* _Task brief_
Transcribe the records that follow in their entirety, omitting any pictures.

Saved data entries:

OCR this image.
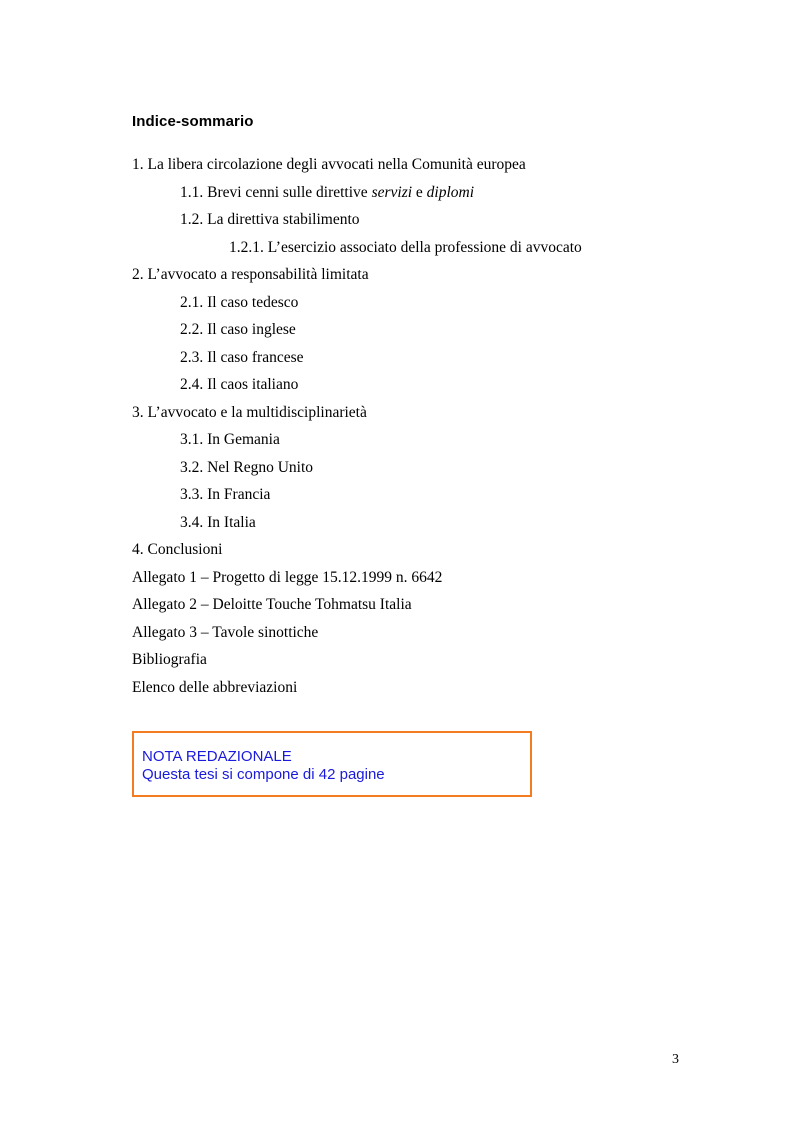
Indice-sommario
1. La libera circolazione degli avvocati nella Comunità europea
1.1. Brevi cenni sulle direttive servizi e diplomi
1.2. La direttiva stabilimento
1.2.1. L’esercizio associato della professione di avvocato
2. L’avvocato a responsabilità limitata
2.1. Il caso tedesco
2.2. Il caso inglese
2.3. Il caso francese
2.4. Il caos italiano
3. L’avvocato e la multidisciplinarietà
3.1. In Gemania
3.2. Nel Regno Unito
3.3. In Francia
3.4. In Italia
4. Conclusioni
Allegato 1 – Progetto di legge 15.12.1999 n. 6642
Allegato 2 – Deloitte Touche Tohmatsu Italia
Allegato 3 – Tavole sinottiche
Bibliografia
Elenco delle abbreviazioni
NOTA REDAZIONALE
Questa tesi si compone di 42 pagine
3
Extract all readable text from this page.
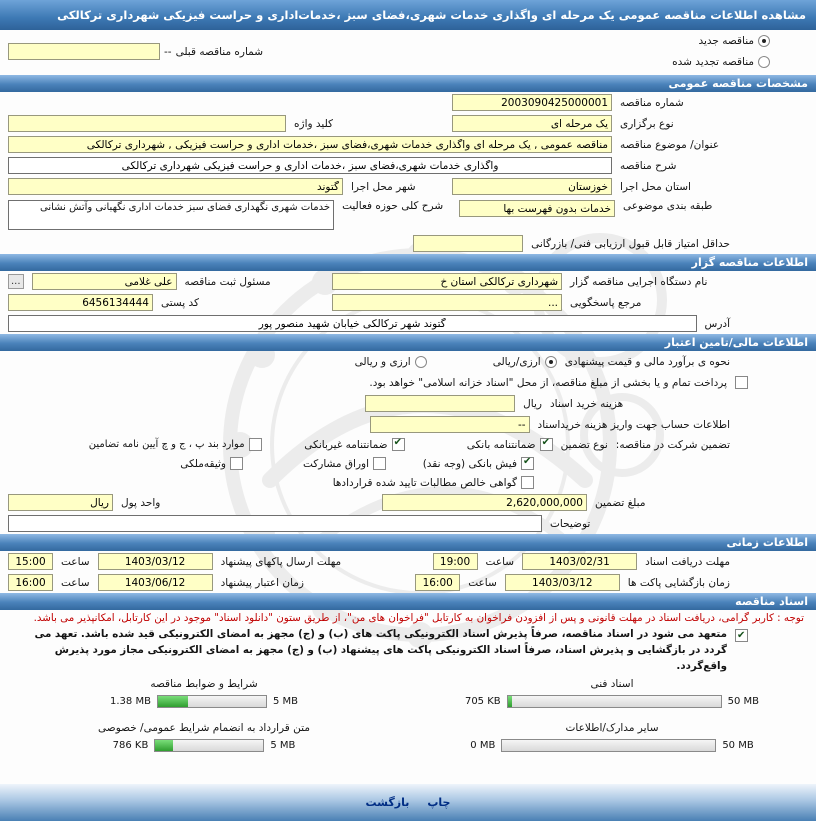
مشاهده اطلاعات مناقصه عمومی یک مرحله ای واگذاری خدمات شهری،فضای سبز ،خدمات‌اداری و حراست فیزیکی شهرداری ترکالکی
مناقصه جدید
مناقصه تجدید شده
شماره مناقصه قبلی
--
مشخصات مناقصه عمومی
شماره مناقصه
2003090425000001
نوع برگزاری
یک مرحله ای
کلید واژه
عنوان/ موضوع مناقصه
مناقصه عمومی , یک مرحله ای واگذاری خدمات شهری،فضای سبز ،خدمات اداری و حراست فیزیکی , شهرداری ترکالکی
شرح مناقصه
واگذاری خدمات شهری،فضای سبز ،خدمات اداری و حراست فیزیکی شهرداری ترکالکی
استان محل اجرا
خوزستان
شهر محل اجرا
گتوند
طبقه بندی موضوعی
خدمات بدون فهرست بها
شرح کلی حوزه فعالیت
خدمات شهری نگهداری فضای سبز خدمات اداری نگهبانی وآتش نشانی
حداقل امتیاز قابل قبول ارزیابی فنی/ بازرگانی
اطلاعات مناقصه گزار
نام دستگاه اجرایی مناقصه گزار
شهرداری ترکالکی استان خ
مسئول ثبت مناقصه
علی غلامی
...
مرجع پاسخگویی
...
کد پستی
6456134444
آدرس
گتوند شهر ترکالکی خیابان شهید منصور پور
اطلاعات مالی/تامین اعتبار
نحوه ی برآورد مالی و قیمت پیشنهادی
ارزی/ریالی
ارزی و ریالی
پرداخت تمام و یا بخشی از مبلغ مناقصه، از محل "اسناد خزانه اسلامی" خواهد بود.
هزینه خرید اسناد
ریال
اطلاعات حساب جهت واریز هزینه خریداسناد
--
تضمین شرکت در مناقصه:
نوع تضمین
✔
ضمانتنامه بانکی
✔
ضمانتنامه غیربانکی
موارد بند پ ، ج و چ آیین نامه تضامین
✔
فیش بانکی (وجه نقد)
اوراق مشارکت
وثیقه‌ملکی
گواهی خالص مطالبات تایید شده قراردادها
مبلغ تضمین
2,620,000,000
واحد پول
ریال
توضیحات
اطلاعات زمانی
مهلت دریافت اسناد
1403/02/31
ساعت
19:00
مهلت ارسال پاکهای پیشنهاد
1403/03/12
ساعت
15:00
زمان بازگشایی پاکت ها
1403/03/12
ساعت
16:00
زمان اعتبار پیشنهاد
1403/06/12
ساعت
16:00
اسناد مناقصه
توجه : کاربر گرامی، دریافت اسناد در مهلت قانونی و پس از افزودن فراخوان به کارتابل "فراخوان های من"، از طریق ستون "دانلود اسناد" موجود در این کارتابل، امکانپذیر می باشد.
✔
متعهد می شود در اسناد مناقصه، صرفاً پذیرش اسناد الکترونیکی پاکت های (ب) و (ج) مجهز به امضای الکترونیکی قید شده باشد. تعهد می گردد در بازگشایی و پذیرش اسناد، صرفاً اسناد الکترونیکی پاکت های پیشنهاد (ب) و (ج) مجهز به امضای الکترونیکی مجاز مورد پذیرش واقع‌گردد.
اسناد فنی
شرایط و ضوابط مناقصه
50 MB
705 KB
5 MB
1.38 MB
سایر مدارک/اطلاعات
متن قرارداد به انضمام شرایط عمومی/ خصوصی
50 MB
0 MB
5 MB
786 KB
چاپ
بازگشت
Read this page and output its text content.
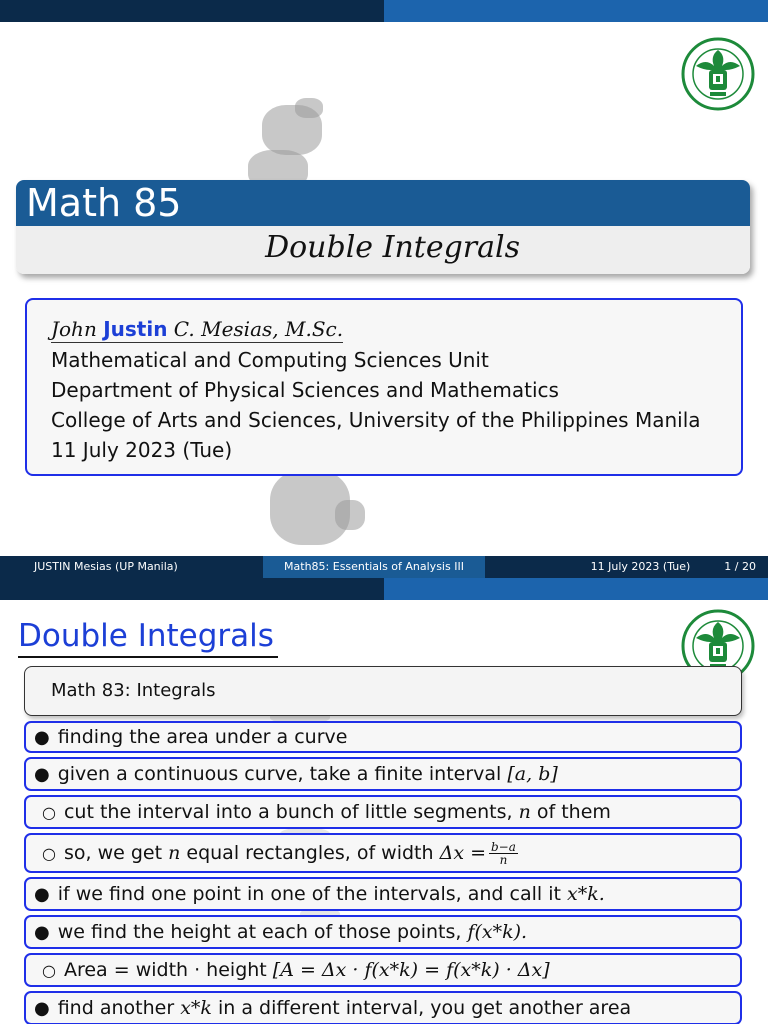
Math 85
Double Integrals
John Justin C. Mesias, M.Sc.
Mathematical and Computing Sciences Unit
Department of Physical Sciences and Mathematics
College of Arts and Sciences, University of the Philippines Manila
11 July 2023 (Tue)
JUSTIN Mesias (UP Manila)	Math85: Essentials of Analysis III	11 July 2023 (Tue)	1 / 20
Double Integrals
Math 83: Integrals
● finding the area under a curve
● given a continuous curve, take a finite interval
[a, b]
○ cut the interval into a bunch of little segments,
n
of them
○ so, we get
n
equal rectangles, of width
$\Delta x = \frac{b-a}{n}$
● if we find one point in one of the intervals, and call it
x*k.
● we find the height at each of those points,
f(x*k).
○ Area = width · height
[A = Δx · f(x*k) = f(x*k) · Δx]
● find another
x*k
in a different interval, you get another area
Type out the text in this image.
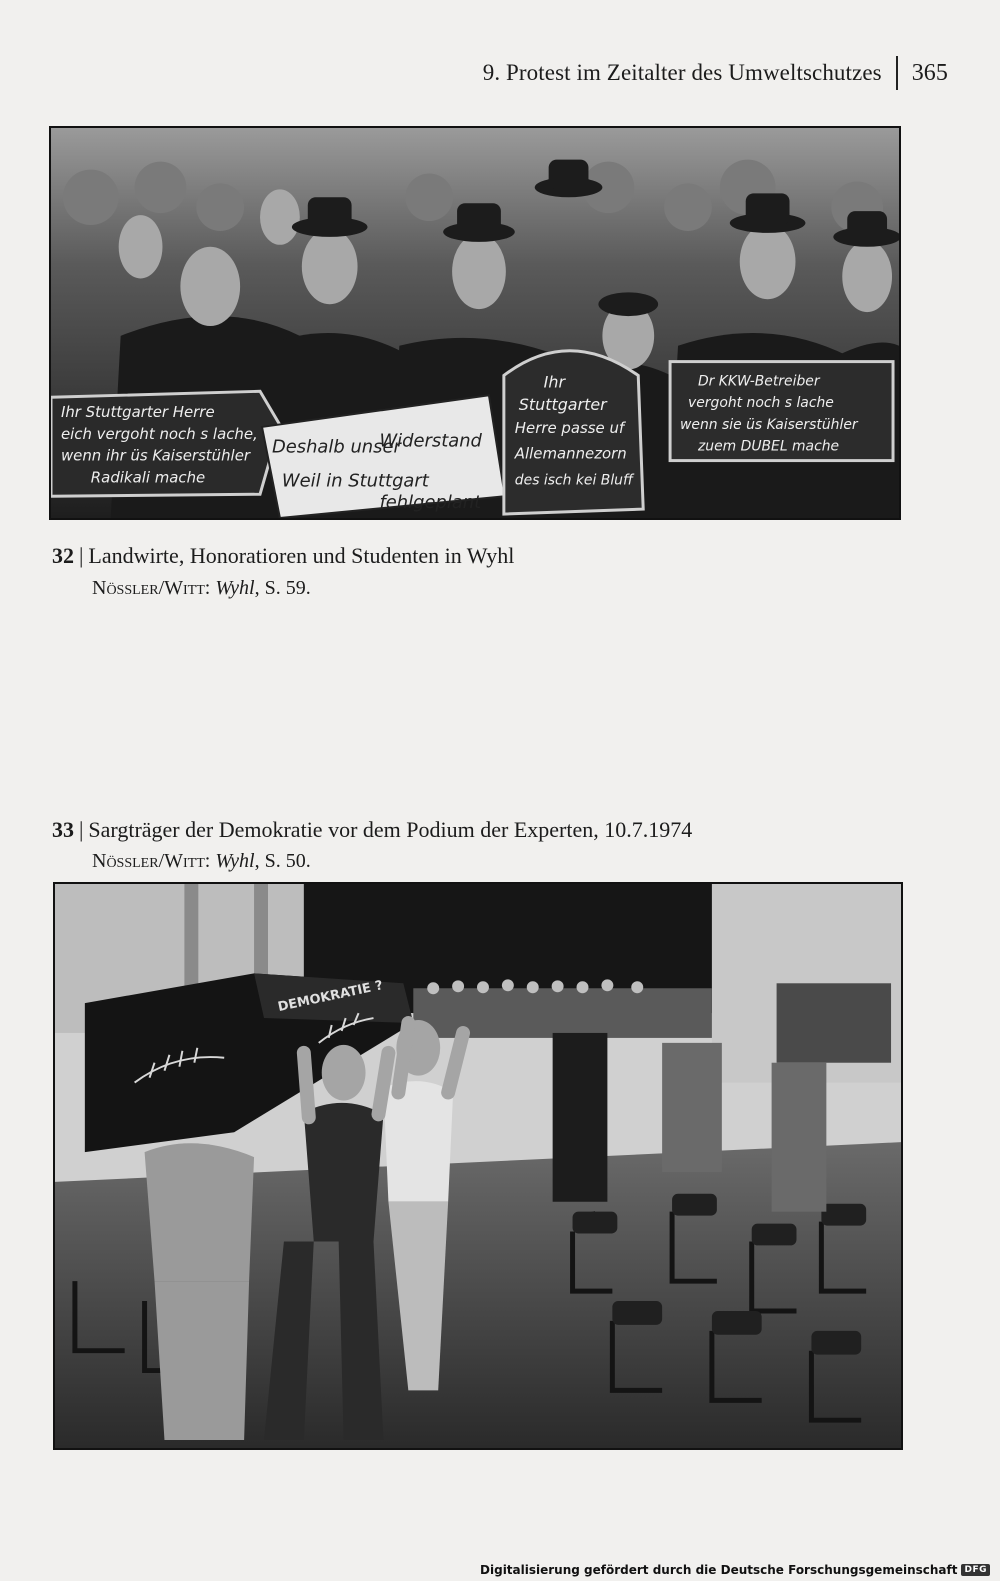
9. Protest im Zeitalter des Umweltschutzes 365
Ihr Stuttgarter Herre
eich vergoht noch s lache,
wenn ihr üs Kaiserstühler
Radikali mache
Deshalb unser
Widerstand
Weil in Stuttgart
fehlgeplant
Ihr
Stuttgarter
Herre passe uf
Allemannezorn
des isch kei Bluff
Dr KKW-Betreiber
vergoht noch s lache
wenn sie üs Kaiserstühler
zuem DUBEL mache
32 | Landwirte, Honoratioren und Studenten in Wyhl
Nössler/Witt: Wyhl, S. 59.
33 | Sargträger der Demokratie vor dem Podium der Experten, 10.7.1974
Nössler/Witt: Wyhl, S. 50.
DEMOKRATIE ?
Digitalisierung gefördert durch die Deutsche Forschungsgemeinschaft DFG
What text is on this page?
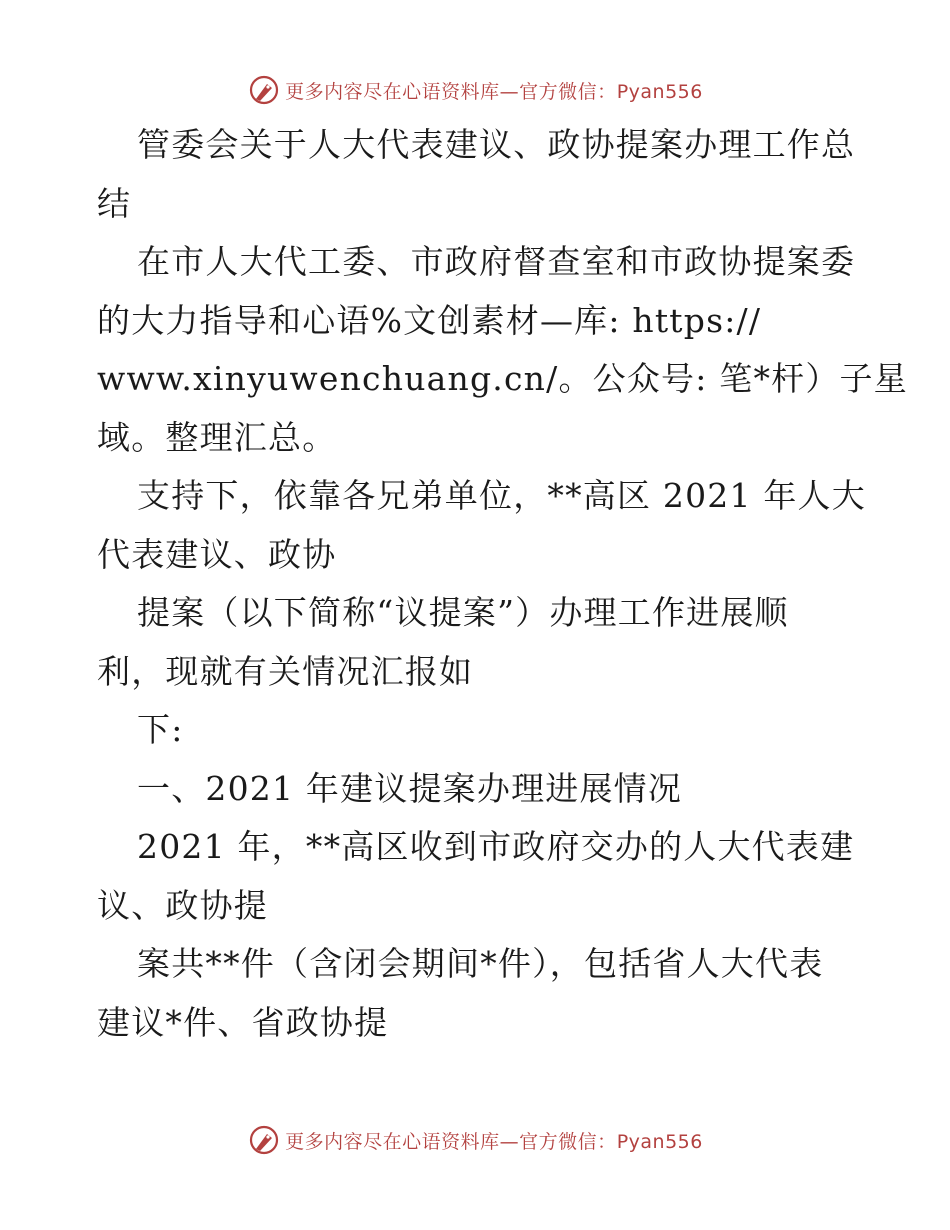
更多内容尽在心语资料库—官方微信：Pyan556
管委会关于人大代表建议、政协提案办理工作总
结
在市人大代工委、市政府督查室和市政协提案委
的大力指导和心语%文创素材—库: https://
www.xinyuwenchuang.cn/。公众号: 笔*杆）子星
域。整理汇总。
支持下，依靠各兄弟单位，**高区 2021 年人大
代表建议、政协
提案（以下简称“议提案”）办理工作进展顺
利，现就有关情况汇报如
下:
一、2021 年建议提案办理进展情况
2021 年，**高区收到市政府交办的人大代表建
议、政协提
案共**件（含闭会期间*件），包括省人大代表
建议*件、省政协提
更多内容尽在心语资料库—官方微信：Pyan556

* _The response_
OCR this image.
Indice-sommario
1. La libera circolazione degli avvocati nella Comunità europea
1.1. Brevi cenni sulle direttive servizi e diplomi
1.2. La direttiva stabilimento
1.2.1. L’esercizio associato della professione di avvocato
2. L’avvocato a responsabilità limitata
2.1. Il caso tedesco
2.2. Il caso inglese
2.3. Il caso francese
2.4. Il caos italiano
3. L’avvocato e la multidisciplinarietà
3.1. In Gemania
3.2. Nel Regno Unito
3.3. In Francia
3.4. In Italia
4. Conclusioni
Allegato 1 – Progetto di legge 15.12.1999 n. 6642
Allegato 2 – Deloitte Touche Tohmatsu Italia
Allegato 3 – Tavole sinottiche
Bibliografia
Elenco delle abbreviazioni
NOTA REDAZIONALE
Questa tesi si compone di 42 pagine
3
Extract all readable text from this page.
مشاهده اطلاعات مناقصه عمومی یک مرحله ای واگذاری خدمات شهری،فضای سبز ،خدمات‌اداری و حراست فیزیکی شهرداری ترکالکی
مناقصه جدید
مناقصه تجدید شده
شماره مناقصه قبلی
--
مشخصات مناقصه عمومی
شماره مناقصه
2003090425000001
نوع برگزاری
یک مرحله ای
کلید واژه
عنوان/ موضوع مناقصه
مناقصه عمومی , یک مرحله ای واگذاری خدمات شهری،فضای سبز ،خدمات اداری و حراست فیزیکی , شهرداری ترکالکی
شرح مناقصه
واگذاری خدمات شهری،فضای سبز ،خدمات اداری و حراست فیزیکی شهرداری ترکالکی
استان محل اجرا
خوزستان
شهر محل اجرا
گتوند
طبقه بندی موضوعی
خدمات بدون فهرست بها
شرح کلی حوزه فعالیت
خدمات شهری نگهداری فضای سبز خدمات اداری نگهبانی وآتش نشانی
حداقل امتیاز قابل قبول ارزیابی فنی/ بازرگانی
اطلاعات مناقصه گزار
نام دستگاه اجرایی مناقصه گزار
شهرداری ترکالکی استان خ
مسئول ثبت مناقصه
علی غلامی
...
مرجع پاسخگویی
...
کد پستی
6456134444
آدرس
گتوند شهر ترکالکی خیابان شهید منصور پور
اطلاعات مالی/تامین اعتبار
نحوه ی برآورد مالی و قیمت پیشنهادی
ارزی/ریالی
ارزی و ریالی
پرداخت تمام و یا بخشی از مبلغ مناقصه، از محل "اسناد خزانه اسلامی" خواهد بود.
هزینه خرید اسناد
ریال
اطلاعات حساب جهت واریز هزینه خریداسناد
--
تضمین شرکت در مناقصه:
نوع تضمین
✔
ضمانتنامه بانکی
✔
ضمانتنامه غیربانکی
موارد بند پ ، ج و چ آیین نامه تضامین
✔
فیش بانکی (وجه نقد)
اوراق مشارکت
وثیقه‌ملکی
گواهی خالص مطالبات تایید شده قراردادها
مبلغ تضمین
2,620,000,000
واحد پول
ریال
توضیحات
اطلاعات زمانی
مهلت دریافت اسناد
1403/02/31
ساعت
19:00
مهلت ارسال پاکهای پیشنهاد
1403/03/12
ساعت
15:00
زمان بازگشایی پاکت ها
1403/03/12
ساعت
16:00
زمان اعتبار پیشنهاد
1403/06/12
ساعت
16:00
اسناد مناقصه
توجه : کاربر گرامی، دریافت اسناد در مهلت قانونی و پس از افزودن فراخوان به کارتابل "فراخوان های من"، از طریق ستون "دانلود اسناد" موجود در این کارتابل، امکانپذیر می باشد.
✔
متعهد می شود در اسناد مناقصه، صرفاً پذیرش اسناد الکترونیکی پاکت های (ب) و (ج) مجهز به امضای الکترونیکی قید شده باشد. تعهد می گردد در بازگشایی و پذیرش اسناد، صرفاً اسناد الکترونیکی پاکت های پیشنهاد (ب) و (ج) مجهز به امضای الکترونیکی مجاز مورد پذیرش واقع‌گردد.
اسناد فنی
شرایط و ضوابط مناقصه
50 MB
705 KB
5 MB
1.38 MB
سایر مدارک/اطلاعات
متن قرارداد به انضمام شرایط عمومی/ خصوصی
50 MB
0 MB
5 MB
786 KB
چاپ
بازگشت
Read this page and output its text content.
Math 85
Double Integrals
John Justin C. Mesias, M.Sc.
Mathematical and Computing Sciences Unit
Department of Physical Sciences and Mathematics
College of Arts and Sciences, University of the Philippines Manila
11 July 2023 (Tue)
JUSTIN Mesias (UP Manila)	Math85: Essentials of Analysis III	11 July 2023 (Tue)	1 / 20
Double Integrals
Math 83: Integrals
● finding the area under a curve
● given a continuous curve, take a finite interval
[a, b]
○ cut the interval into a bunch of little segments,
n
of them
○ so, we get
n
equal rectangles, of width
$\Delta x = \frac{b-a}{n}$
● if we find one point in one of the intervals, and call it
x*k.
● we find the height at each of those points,
f(x*k).
○ Area = width · height
[A = Δx · f(x*k) = f(x*k) · Δx]
● find another
x*k
in a different interval, you get another area
Type out the text in this image.
9. Protest im Zeitalter des Umweltschutzes 365
Ihr Stuttgarter Herre
eich vergoht noch s lache,
wenn ihr üs Kaiserstühler
Radikali mache
Deshalb unser
Widerstand
Weil in Stuttgart
fehlgeplant
Ihr
Stuttgarter
Herre passe uf
Allemannezorn
des isch kei Bluff
Dr KKW-Betreiber
vergoht noch s lache
wenn sie üs Kaiserstühler
zuem DUBEL mache
32 | Landwirte, Honoratioren und Studenten in Wyhl
Nössler/Witt: Wyhl, S. 59.
33 | Sargträger der Demokratie vor dem Podium der Experten, 10.7.1974
Nössler/Witt: Wyhl, S. 50.
DEMOKRATIE ?
Digitalisierung gefördert durch die Deutsche Forschungsgemeinschaft DFG
What text is on this page?
更多内容尽在心语资料库—官方微信：Pyan556
管委会关于人大代表建议、政协提案办理工作总
结
在市人大代工委、市政府督查室和市政协提案委
的大力指导和心语%文创素材—库: https://
www.xinyuwenchuang.cn/。公众号: 笔*杆）子星
域。整理汇总。
支持下，依靠各兄弟单位，**高区 2021 年人大
代表建议、政协
提案（以下简称“议提案”）办理工作进展顺
利，现就有关情况汇报如
下:
一、2021 年建议提案办理进展情况
2021 年，**高区收到市政府交办的人大代表建
议、政协提
案共**件（含闭会期间*件），包括省人大代表
建议*件、省政协提
更多内容尽在心语资料库—官方微信：Pyan556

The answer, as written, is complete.